— Start —

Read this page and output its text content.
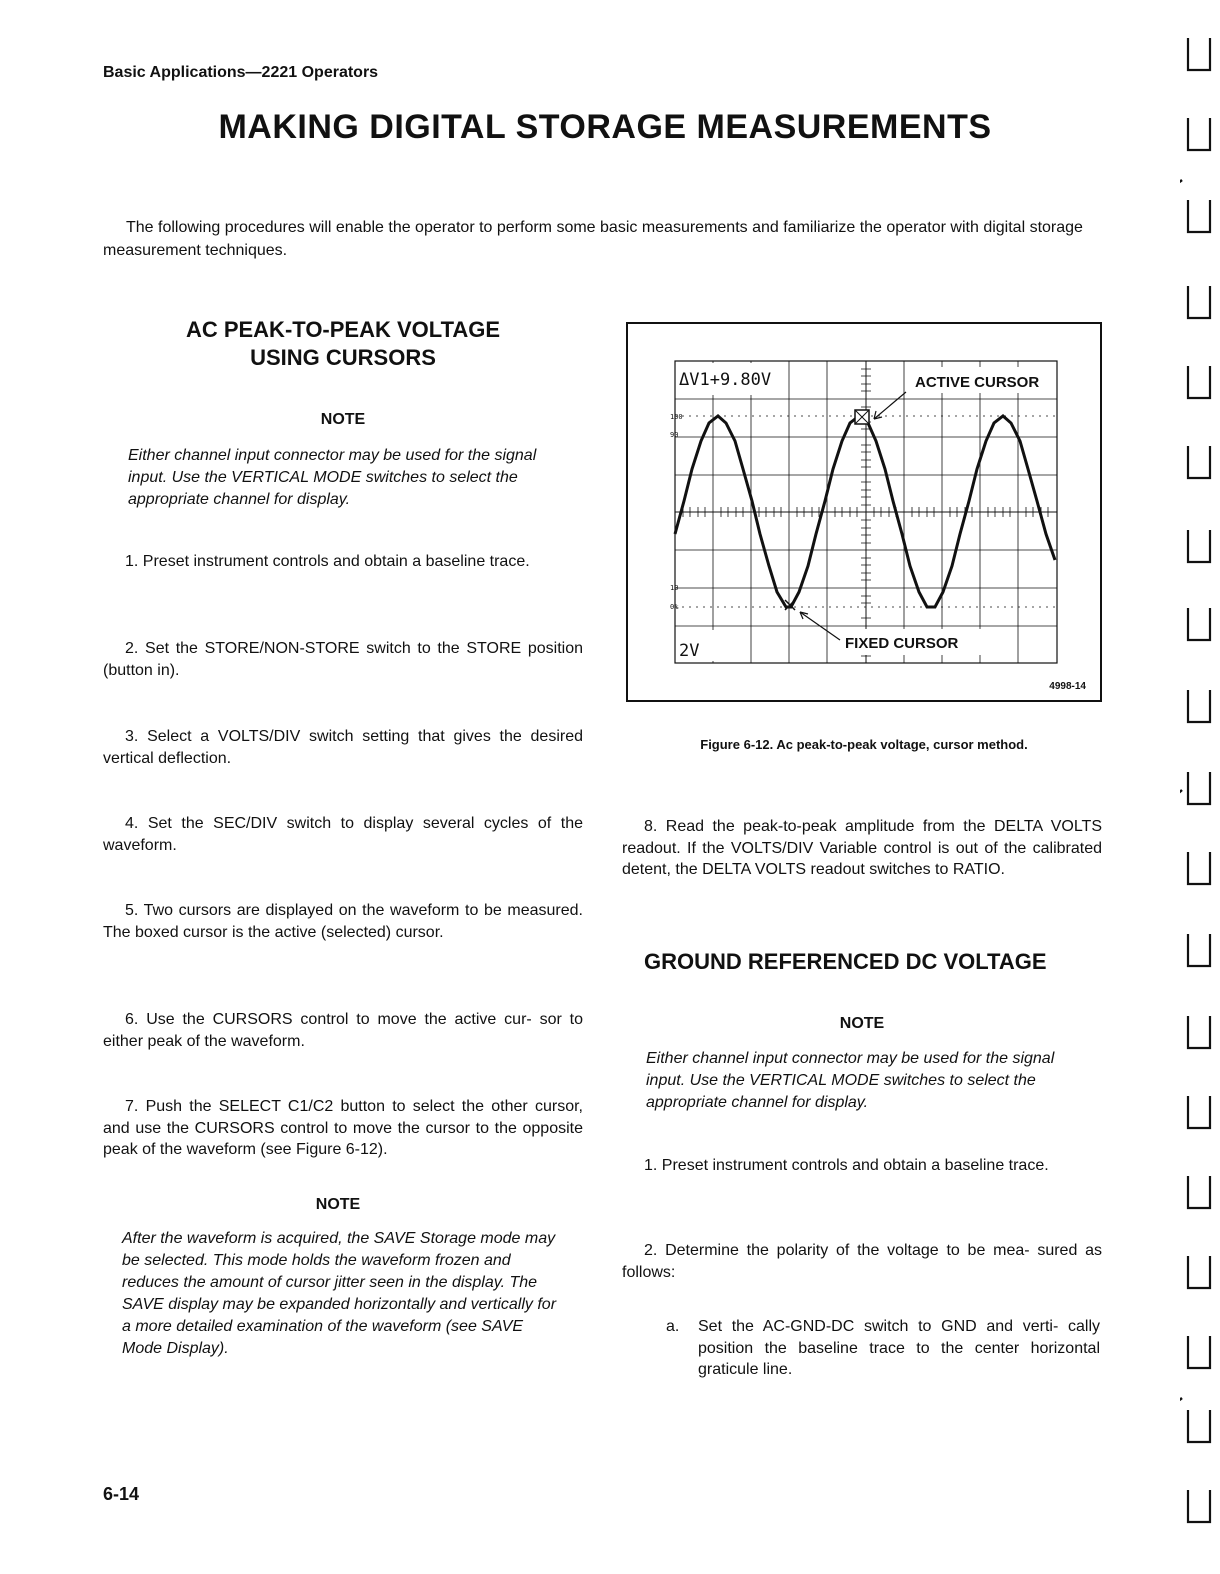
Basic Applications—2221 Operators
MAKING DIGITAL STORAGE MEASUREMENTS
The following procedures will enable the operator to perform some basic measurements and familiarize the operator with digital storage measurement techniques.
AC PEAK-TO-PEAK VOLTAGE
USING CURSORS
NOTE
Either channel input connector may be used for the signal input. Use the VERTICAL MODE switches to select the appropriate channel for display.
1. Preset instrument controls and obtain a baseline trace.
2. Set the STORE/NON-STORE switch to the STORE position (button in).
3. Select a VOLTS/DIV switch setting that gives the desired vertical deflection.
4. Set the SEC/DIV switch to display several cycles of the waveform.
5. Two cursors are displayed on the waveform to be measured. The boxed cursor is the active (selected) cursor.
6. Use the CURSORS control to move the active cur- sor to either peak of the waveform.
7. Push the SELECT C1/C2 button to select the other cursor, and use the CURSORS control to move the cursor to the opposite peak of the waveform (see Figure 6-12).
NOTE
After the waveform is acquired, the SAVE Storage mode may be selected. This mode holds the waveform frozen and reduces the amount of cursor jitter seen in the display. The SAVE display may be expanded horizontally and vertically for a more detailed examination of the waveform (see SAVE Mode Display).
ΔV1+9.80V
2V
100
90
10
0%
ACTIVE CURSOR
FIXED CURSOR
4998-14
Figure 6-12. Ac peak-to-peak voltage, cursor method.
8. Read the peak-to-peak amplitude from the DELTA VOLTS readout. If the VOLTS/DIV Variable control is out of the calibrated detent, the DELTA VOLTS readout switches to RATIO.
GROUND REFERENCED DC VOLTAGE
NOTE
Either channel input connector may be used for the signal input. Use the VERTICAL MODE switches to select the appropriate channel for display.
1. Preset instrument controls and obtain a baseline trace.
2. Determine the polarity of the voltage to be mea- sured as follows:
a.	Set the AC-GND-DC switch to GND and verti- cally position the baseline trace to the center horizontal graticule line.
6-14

— End —

From the records given above, reproduce all text exactly and exclude each picture.

**Expected answer:**
Read this page and output its text content.
Basic Applications—2221 Operators
MAKING DIGITAL STORAGE MEASUREMENTS
The following procedures will enable the operator to perform some basic measurements and familiarize the operator with digital storage measurement techniques.
AC PEAK-TO-PEAK VOLTAGE
USING CURSORS
NOTE
Either channel input connector may be used for the signal input. Use the VERTICAL MODE switches to select the appropriate channel for display.
1. Preset instrument controls and obtain a baseline trace.
2. Set the STORE/NON-STORE switch to the STORE position (button in).
3. Select a VOLTS/DIV switch setting that gives the desired vertical deflection.
4. Set the SEC/DIV switch to display several cycles of the waveform.
5. Two cursors are displayed on the waveform to be measured. The boxed cursor is the active (selected) cursor.
6. Use the CURSORS control to move the active cur- sor to either peak of the waveform.
7. Push the SELECT C1/C2 button to select the other cursor, and use the CURSORS control to move the cursor to the opposite peak of the waveform (see Figure 6-12).
NOTE
After the waveform is acquired, the SAVE Storage mode may be selected. This mode holds the waveform frozen and reduces the amount of cursor jitter seen in the display. The SAVE display may be expanded horizontally and vertically for a more detailed examination of the waveform (see SAVE Mode Display).
ΔV1+9.80V
2V
100
90
10
0%
ACTIVE CURSOR
FIXED CURSOR
4998-14
Figure 6-12. Ac peak-to-peak voltage, cursor method.
8. Read the peak-to-peak amplitude from the DELTA VOLTS readout. If the VOLTS/DIV Variable control is out of the calibrated detent, the DELTA VOLTS readout switches to RATIO.
GROUND REFERENCED DC VOLTAGE
NOTE
Either channel input connector may be used for the signal input. Use the VERTICAL MODE switches to select the appropriate channel for display.
1. Preset instrument controls and obtain a baseline trace.
2. Determine the polarity of the voltage to be mea- sured as follows:
a.	Set the AC-GND-DC switch to GND and verti- cally position the baseline trace to the center horizontal graticule line.
6-14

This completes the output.